§ Exercise aim: Continue the text on contributory negligence from the point where it stops.

The doctrine of contributory negligence states that, in a claim for personal injury, the negligence on the part of the plaintiff and the defendant are considered by the courts before determining the amount of damages the plaintiff is entitled to. If the negligence on the part of the plaintiff was partially responsible for the accident, then his negligence is considered to have contributed to the overall negligence due to which the accident ensued. Such negligence by the plaintiff is known as contributory negligence in law.
Examples of Contributory Negligence
In a case involving contributory negligence, it is for insurance attorneys of the defendant to present before the court that negligence on both sides that was responsible for the accident. Thereby the injuries caused and costs incurred should be viewed through the principle of contributory negligence. Thus the liability of the insurance company reduces.

§ Data records:
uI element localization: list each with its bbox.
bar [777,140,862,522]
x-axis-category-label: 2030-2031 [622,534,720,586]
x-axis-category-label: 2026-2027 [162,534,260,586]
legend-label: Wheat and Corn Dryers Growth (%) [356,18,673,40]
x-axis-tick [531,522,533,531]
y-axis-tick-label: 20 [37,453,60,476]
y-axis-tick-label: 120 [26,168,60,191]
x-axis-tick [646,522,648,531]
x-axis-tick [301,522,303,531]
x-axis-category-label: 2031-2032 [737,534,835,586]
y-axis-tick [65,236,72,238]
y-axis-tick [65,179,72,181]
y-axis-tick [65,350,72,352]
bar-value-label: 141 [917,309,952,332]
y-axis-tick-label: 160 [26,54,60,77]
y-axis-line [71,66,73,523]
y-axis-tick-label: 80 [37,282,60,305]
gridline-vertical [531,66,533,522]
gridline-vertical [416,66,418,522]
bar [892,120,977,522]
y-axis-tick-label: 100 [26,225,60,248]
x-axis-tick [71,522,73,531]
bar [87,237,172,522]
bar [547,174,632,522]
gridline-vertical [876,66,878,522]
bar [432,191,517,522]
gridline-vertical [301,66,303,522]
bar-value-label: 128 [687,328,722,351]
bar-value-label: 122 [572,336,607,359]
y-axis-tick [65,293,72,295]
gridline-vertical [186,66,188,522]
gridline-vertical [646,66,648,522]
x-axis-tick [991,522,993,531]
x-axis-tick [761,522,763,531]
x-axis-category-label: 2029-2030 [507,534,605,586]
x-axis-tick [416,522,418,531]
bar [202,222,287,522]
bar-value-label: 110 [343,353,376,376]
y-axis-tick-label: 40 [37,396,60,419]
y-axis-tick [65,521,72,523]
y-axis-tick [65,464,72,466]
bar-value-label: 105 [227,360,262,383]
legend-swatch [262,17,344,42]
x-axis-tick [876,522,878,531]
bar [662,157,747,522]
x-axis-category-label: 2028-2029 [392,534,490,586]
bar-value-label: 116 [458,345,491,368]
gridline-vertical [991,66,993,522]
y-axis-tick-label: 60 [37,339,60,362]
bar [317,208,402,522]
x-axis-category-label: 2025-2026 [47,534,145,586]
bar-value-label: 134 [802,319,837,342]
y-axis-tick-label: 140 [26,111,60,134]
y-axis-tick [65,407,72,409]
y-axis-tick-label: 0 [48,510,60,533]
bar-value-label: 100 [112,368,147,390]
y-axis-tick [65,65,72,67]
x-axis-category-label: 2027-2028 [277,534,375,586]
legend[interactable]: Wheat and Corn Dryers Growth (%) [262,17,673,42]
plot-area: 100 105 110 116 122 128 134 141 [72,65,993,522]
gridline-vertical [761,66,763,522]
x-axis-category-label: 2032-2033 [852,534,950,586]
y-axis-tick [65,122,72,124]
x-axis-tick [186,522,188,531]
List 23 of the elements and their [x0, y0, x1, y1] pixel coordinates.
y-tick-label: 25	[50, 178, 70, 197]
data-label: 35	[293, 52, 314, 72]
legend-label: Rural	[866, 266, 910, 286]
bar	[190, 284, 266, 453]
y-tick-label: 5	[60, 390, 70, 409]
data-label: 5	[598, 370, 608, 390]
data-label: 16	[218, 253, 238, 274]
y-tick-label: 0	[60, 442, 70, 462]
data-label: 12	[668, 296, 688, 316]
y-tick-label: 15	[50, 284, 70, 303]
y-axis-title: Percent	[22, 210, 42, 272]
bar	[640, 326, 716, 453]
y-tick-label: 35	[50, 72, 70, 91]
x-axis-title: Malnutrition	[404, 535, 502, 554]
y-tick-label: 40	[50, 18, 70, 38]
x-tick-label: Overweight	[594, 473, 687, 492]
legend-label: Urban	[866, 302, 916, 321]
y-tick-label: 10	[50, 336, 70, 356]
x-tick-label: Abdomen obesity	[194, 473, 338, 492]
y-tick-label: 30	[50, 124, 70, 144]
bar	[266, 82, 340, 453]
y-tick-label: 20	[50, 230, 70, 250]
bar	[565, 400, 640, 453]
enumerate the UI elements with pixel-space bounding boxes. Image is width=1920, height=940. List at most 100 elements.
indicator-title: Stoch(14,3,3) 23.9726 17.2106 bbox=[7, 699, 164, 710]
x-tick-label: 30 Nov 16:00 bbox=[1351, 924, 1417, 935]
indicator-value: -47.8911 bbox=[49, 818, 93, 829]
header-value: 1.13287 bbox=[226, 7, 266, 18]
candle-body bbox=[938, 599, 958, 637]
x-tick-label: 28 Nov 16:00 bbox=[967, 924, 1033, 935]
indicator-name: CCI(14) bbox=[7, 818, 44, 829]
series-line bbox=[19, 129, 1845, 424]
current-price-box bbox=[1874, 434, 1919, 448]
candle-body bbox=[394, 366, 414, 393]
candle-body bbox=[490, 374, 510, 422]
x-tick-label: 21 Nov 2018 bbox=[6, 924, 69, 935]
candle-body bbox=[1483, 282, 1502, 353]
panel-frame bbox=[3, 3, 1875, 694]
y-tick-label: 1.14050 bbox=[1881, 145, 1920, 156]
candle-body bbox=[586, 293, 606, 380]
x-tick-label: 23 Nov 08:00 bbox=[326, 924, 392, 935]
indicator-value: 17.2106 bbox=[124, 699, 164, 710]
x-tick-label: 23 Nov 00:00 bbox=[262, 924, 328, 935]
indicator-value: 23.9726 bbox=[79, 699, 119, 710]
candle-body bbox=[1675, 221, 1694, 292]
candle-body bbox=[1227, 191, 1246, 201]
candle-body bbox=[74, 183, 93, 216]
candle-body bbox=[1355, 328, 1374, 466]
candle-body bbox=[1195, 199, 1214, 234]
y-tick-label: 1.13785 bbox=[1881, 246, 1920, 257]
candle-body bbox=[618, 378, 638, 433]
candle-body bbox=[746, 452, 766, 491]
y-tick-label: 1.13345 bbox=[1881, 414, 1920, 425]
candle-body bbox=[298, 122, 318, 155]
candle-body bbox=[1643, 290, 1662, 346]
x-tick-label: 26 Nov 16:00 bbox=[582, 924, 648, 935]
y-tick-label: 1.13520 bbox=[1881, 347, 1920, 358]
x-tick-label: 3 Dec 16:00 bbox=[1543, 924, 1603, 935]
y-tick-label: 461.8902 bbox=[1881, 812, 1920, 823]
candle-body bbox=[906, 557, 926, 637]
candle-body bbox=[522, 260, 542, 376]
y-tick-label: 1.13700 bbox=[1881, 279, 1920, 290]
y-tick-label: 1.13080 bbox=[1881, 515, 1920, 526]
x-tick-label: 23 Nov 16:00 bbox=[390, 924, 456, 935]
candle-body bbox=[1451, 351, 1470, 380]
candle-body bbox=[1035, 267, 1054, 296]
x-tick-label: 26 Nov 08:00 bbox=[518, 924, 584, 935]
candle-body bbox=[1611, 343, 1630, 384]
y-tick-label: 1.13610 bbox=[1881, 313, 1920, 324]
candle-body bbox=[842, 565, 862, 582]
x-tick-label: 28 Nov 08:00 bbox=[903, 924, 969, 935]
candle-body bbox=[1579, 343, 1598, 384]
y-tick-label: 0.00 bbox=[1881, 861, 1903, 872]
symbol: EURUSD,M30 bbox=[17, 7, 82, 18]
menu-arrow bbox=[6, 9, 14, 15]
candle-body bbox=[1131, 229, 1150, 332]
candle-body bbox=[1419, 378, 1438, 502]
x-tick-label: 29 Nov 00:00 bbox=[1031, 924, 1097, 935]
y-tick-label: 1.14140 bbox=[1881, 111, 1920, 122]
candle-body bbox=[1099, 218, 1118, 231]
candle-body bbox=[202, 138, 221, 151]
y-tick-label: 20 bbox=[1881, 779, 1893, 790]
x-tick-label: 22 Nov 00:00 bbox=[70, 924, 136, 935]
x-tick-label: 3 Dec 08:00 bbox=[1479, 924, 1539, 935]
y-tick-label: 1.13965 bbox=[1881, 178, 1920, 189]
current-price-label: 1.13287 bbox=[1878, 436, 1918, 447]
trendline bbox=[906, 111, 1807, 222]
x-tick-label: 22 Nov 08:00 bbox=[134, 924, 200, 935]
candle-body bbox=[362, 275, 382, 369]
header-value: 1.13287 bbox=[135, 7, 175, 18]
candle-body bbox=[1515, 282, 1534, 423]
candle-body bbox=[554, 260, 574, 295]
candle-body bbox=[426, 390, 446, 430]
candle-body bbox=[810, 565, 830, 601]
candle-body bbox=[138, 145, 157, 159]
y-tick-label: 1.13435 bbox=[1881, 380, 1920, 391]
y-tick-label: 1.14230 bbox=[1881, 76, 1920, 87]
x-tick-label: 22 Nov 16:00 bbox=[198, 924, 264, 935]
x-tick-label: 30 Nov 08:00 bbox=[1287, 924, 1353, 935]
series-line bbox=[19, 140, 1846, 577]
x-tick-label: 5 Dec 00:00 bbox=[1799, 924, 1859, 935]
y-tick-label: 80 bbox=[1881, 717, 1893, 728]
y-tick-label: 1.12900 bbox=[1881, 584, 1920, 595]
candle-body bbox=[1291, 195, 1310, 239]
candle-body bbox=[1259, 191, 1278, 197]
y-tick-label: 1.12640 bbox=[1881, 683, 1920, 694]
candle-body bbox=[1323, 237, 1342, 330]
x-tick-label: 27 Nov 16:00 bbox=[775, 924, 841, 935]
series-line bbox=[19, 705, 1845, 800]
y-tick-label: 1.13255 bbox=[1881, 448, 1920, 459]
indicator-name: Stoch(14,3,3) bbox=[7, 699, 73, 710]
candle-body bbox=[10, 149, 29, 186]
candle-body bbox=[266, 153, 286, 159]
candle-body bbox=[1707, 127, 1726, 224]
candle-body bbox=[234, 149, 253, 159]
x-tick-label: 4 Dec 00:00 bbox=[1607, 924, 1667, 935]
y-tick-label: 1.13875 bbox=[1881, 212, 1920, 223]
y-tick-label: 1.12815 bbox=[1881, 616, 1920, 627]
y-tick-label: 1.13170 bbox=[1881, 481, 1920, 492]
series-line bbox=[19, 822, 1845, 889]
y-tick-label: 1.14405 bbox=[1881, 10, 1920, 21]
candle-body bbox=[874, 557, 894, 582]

§ Exercise output:
Negligence can be the result of action or inaction by the parties involved and if one person does not act with reasonable care, then his action may result in injury to the other person. He is therefore said to have been negligent which may be intentional or otherwise.
In the case of wrongful death and injuries happening at worksites, the claim will be in the form of wrongful death claims and Workers’ Compensation claims rather than personal injuries claim. However, the underlying governing principle will be negligence in both cases.
In cases involving contributory negligence, it is for the claiming party to substantiate that the accident and personal injuries sustained were only due to the negligence of the other party, the defendant, and he was no way responsible for the negligence in any part thereof. If the defendant is able to establish even 1% of contributory negligence from the plaintiff, then he will be held liable for same.
Thus from what the doctrine of contributory negligence states and embodies is that there are three
basic elements that contribute to negligence in personal injury cases.
(i) The claimant is partly negligent and responsible for the accident.
(ii) Such negligence resulted in personal injury or damage.
(iii) The defendant deserves reduced damages that are just and equitable in the eye of the law.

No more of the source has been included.